Goal =
Write out the stretch from the line containing "Bar xyxy=(154,148,208,167)" through the line containing "What elements are" as a numbered list, leaving out any blank lines.

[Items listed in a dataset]
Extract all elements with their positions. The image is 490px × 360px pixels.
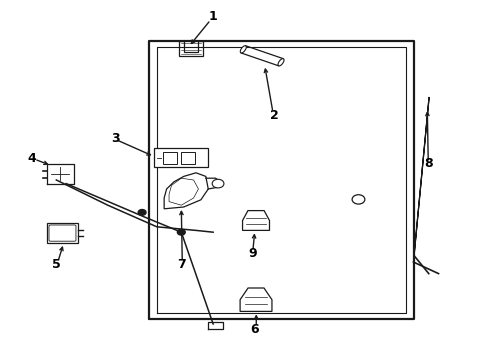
Bar xyxy=(154,148,208,167)
Bar xyxy=(163,152,177,164)
Text: 6: 6 xyxy=(250,323,259,336)
Text: 4: 4 xyxy=(27,152,36,165)
Text: 5: 5 xyxy=(52,258,61,271)
Text: 1: 1 xyxy=(209,10,218,23)
Bar xyxy=(47,223,78,243)
Text: 9: 9 xyxy=(248,247,257,260)
Text: 8: 8 xyxy=(424,157,433,170)
Polygon shape xyxy=(240,288,272,311)
Circle shape xyxy=(177,229,185,235)
Text: 2: 2 xyxy=(270,109,279,122)
Text: 7: 7 xyxy=(177,258,186,271)
Bar xyxy=(181,152,195,164)
Circle shape xyxy=(138,210,146,215)
Polygon shape xyxy=(164,173,208,209)
Ellipse shape xyxy=(278,59,284,66)
Ellipse shape xyxy=(240,46,246,53)
Text: 3: 3 xyxy=(111,132,120,145)
Polygon shape xyxy=(243,211,270,230)
Circle shape xyxy=(212,179,224,188)
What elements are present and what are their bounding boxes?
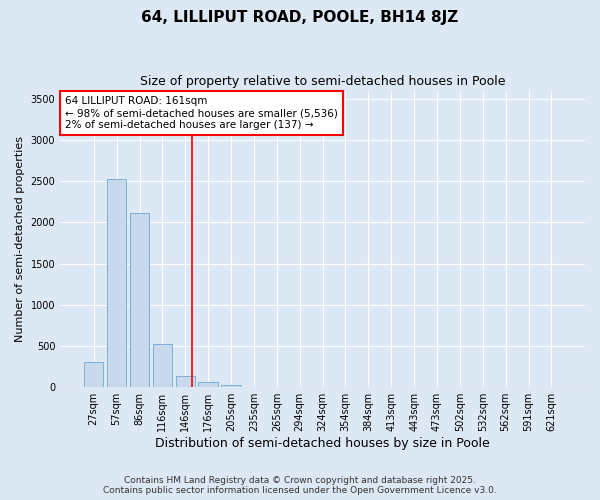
- Bar: [130, 212, 149, 387]
- Bar: [176, 376, 195, 387]
- X-axis label: Distribution of semi-detached houses by size in Poole: Distribution of semi-detached houses by …: [155, 437, 490, 450]
- Bar: [221, 384, 241, 387]
- Text: Contains HM Land Registry data © Crown copyright and database right 2025.
Contai: Contains HM Land Registry data © Crown c…: [103, 476, 497, 495]
- Title: Size of property relative to semi-detached houses in Poole: Size of property relative to semi-detach…: [140, 75, 505, 88]
- Bar: [199, 382, 218, 387]
- Text: 64, LILLIPUT ROAD, POOLE, BH14 8JZ: 64, LILLIPUT ROAD, POOLE, BH14 8JZ: [142, 10, 458, 25]
- Bar: [152, 344, 172, 387]
- Y-axis label: Number of semi-detached properties: Number of semi-detached properties: [15, 136, 25, 342]
- Bar: [84, 362, 103, 387]
- Text: 64 LILLIPUT ROAD: 161sqm
← 98% of semi-detached houses are smaller (5,536)
2% of: 64 LILLIPUT ROAD: 161sqm ← 98% of semi-d…: [65, 96, 338, 130]
- Bar: [107, 178, 127, 387]
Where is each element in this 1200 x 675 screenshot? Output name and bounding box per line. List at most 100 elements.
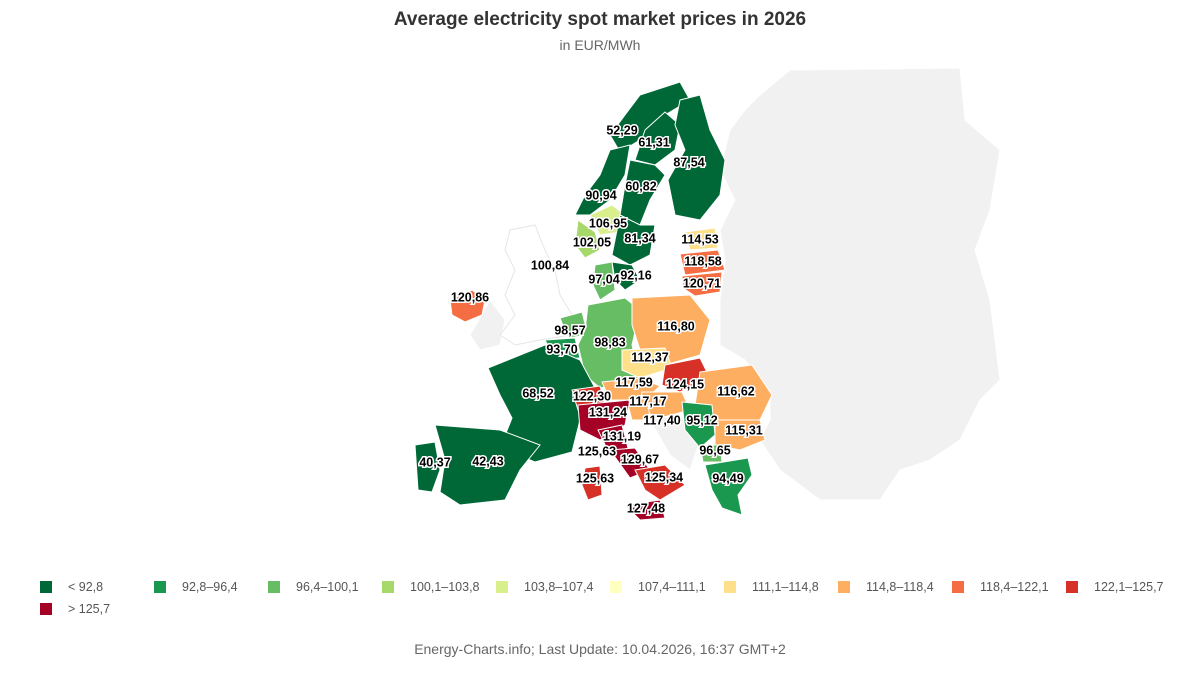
legend-item[interactable]: 122,1–125,7 [1066, 580, 1164, 594]
chart-subtitle: in EUR/MWh [559, 37, 641, 53]
label-SE2: 60,82 [625, 179, 656, 193]
label-MK: 96,65 [699, 443, 730, 457]
legend-swatch [382, 581, 394, 593]
legend-label: 92,8–96,4 [182, 580, 238, 594]
label-LV: 118,58 [684, 254, 722, 268]
region-ES[interactable] [434, 424, 541, 506]
legend-item[interactable]: < 92,8 [40, 580, 103, 594]
legend-item[interactable]: > 125,7 [40, 602, 110, 616]
source-footer: Energy-Charts.info; Last Update: 10.04.2… [414, 641, 786, 657]
legend-label: 107,4–111,1 [638, 580, 706, 594]
label-IT-Sardinia: 125,63 [578, 444, 616, 458]
region-EE[interactable] [684, 227, 719, 251]
legend-item[interactable]: 111,1–114,8 [724, 580, 819, 594]
legend-label: 100,1–103,8 [410, 580, 480, 594]
region-SI[interactable] [627, 402, 651, 421]
region-GB[interactable] [499, 224, 576, 346]
chart-title: Average electricity spot market prices i… [393, 9, 807, 30]
region-GR[interactable] [704, 457, 753, 516]
label-GR: 94,49 [712, 471, 743, 485]
legend-item[interactable]: 107,4–111,1 [610, 580, 706, 594]
legend-item[interactable]: 103,8–107,4 [496, 580, 594, 594]
value-labels: 52,29 61,31 87,54 60,82 90,94 106,95 102… [418, 122, 764, 517]
legend-swatch [838, 581, 850, 593]
legend-label: 111,1–114,8 [752, 580, 819, 594]
label-IT-Centre-North: 131,19 [603, 429, 641, 443]
legend-swatch [724, 581, 736, 593]
legend-label: 114,8–118,4 [866, 580, 934, 594]
legend-label: > 125,7 [68, 602, 111, 616]
label-SE3: 81,34 [624, 231, 655, 245]
legend-label: 118,4–122,1 [980, 580, 1049, 594]
legend-item[interactable]: 114,8–118,4 [838, 580, 934, 594]
label-IT-Sardinia-2: 125,63 [576, 471, 614, 485]
legend-swatch [1066, 581, 1078, 593]
region-NO5[interactable] [574, 219, 601, 259]
label-IT-Centre-South: 129,67 [621, 452, 659, 466]
region-PT[interactable] [414, 441, 441, 493]
legend-swatch [496, 581, 508, 593]
label-RO: 116,62 [717, 384, 755, 398]
background-land-east [719, 67, 1001, 501]
legend-label: 103,8–107,4 [524, 580, 594, 594]
legend-item[interactable]: 118,4–122,1 [952, 580, 1049, 594]
legend-swatch [268, 581, 280, 593]
region-RS[interactable] [681, 401, 716, 449]
region-IT-Centre-North[interactable] [597, 424, 629, 456]
europe-map: 52,29 61,31 87,54 60,82 90,94 106,95 102… [414, 67, 1001, 521]
label-FR: 68,52 [522, 386, 553, 400]
region-LT[interactable] [681, 271, 723, 297]
label-PL: 116,80 [657, 319, 695, 333]
label-CH: 122,30 [573, 389, 611, 403]
region-LV[interactable] [679, 249, 726, 276]
label-LT: 120,71 [683, 276, 721, 290]
region-BG[interactable] [714, 419, 766, 451]
legend-item[interactable]: 100,1–103,8 [382, 580, 480, 594]
label-IT-North: 131,24 [589, 405, 627, 419]
label-RS: 95,12 [686, 413, 717, 427]
region-FR[interactable] [487, 344, 596, 463]
region-SE1[interactable] [634, 111, 681, 166]
region-IT-Sardinia[interactable] [581, 465, 603, 501]
region-IE[interactable] [449, 289, 486, 323]
legend-swatch [952, 581, 964, 593]
label-SE1: 61,31 [638, 135, 669, 149]
legend-label: 122,1–125,7 [1094, 580, 1164, 594]
label-NO1: 106,95 [589, 216, 627, 230]
label-CZ: 112,37 [631, 350, 669, 364]
legend-swatch [154, 581, 166, 593]
legend-swatch [40, 581, 52, 593]
label-IE: 120,86 [451, 290, 489, 304]
label-ES: 42,43 [472, 454, 503, 468]
region-SE4[interactable] [611, 261, 641, 291]
region-DK1[interactable] [592, 261, 616, 301]
label-BE: 93,70 [546, 342, 577, 356]
region-IT-Sicily[interactable] [623, 499, 666, 521]
region-SE2[interactable] [619, 159, 666, 226]
label-HU: 117,17 [629, 394, 667, 408]
region-CZ[interactable] [621, 347, 673, 379]
legend-item[interactable]: 92,8–96,4 [154, 580, 238, 594]
label-NL: 98,57 [554, 323, 585, 337]
legend-label: < 92,8 [68, 580, 104, 594]
label-BG: 115,31 [725, 423, 763, 437]
label-EE: 114,53 [681, 232, 719, 246]
label-PT: 40,37 [419, 455, 450, 469]
region-IT-South[interactable] [634, 464, 686, 501]
label-IT-South: 125,34 [645, 470, 683, 484]
region-PL[interactable] [631, 294, 711, 366]
region-NO4[interactable] [609, 81, 691, 153]
label-SI: 117,40 [643, 413, 681, 427]
label-AT: 117,59 [615, 375, 653, 389]
label-NO3: 90,94 [585, 188, 616, 202]
label-SE4: 92,16 [620, 268, 651, 282]
label-NO5: 102,05 [573, 235, 611, 249]
region-FI[interactable] [667, 94, 726, 221]
label-FI: 87,54 [673, 155, 704, 169]
legend-swatch [40, 603, 52, 615]
legend-swatch [610, 581, 622, 593]
region-SE3[interactable] [611, 214, 656, 266]
legend-item[interactable]: 96,4–100,1 [268, 580, 359, 594]
label-DE-LU: 98,83 [594, 335, 625, 349]
background-land-uk-north [469, 299, 506, 351]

Finished exercise =
1. Bar xyxy=(154,148,208,167)
2. Bar xyxy=(163,152,177,164)
3. Text: 6: 6 xyxy=(250,323,259,336)
4. Text: 4: 4 xyxy=(27,152,36,165)
5. Text: 5: 5 xyxy=(52,258,61,271)
6. Text: 1: 1 xyxy=(209,10,218,23)
7. Bar xyxy=(47,223,78,243)
8. Text: 9: 9 xyxy=(248,247,257,260)
9. Text: 8: 8 xyxy=(424,157,433,170)
10. Polygon shape xyxy=(240,288,272,311)
11. Circle shape xyxy=(177,229,185,235)
12. Text: 2: 2 xyxy=(270,109,279,122)
13. Text: 7: 7 xyxy=(177,258,186,271)
14. Bar xyxy=(181,152,195,164)
15. Circle shape xyxy=(138,210,146,215)
16. Polygon shape xyxy=(164,173,208,209)
17. Ellipse shape xyxy=(278,59,284,66)
18. Ellipse shape xyxy=(240,46,246,53)
19. Text: 3: 3 xyxy=(111,132,120,145)
20. Polygon shape xyxy=(243,211,270,230)
21. Circle shape xyxy=(212,179,224,188)
22. What elements are present and what are their bounding boxes?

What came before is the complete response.